**Work to be completed:**
Identify every line containing the word "界尺社区" and reproduce each one.

**Extracted entries:**
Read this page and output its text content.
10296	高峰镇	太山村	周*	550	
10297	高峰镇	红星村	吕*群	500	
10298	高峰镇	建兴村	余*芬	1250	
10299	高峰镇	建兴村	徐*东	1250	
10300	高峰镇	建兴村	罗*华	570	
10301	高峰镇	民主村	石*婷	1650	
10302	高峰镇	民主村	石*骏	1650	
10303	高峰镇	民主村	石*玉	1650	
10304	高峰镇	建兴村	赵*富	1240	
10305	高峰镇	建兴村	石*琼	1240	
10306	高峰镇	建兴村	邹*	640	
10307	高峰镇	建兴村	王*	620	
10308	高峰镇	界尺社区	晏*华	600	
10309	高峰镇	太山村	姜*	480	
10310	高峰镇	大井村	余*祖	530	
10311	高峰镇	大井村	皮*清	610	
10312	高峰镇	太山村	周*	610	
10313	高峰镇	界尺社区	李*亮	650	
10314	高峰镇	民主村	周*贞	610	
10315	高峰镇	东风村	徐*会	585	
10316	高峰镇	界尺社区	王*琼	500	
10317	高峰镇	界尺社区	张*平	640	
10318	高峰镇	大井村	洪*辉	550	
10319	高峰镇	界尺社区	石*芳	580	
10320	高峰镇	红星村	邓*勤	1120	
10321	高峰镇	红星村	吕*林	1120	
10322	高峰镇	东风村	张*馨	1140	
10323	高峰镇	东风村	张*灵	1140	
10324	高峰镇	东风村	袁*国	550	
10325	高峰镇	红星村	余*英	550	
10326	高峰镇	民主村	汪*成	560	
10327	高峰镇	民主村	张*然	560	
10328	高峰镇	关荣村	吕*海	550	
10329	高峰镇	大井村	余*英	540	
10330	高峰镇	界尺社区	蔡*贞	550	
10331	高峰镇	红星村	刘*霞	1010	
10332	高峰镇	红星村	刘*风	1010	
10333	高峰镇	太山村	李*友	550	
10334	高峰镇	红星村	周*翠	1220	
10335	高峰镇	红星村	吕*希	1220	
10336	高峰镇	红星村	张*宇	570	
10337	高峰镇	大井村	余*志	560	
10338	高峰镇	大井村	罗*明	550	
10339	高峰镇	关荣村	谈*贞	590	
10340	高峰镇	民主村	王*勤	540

**Expected answer:**
10308	高峰镇	界尺社区	晏*华	600	
10313	高峰镇	界尺社区	李*亮	650	
10316	高峰镇	界尺社区	王*琼	500	
10317	高峰镇	界尺社区	张*平	640	
10319	高峰镇	界尺社区	石*芳	580	
10330	高峰镇	界尺社区	蔡*贞	550	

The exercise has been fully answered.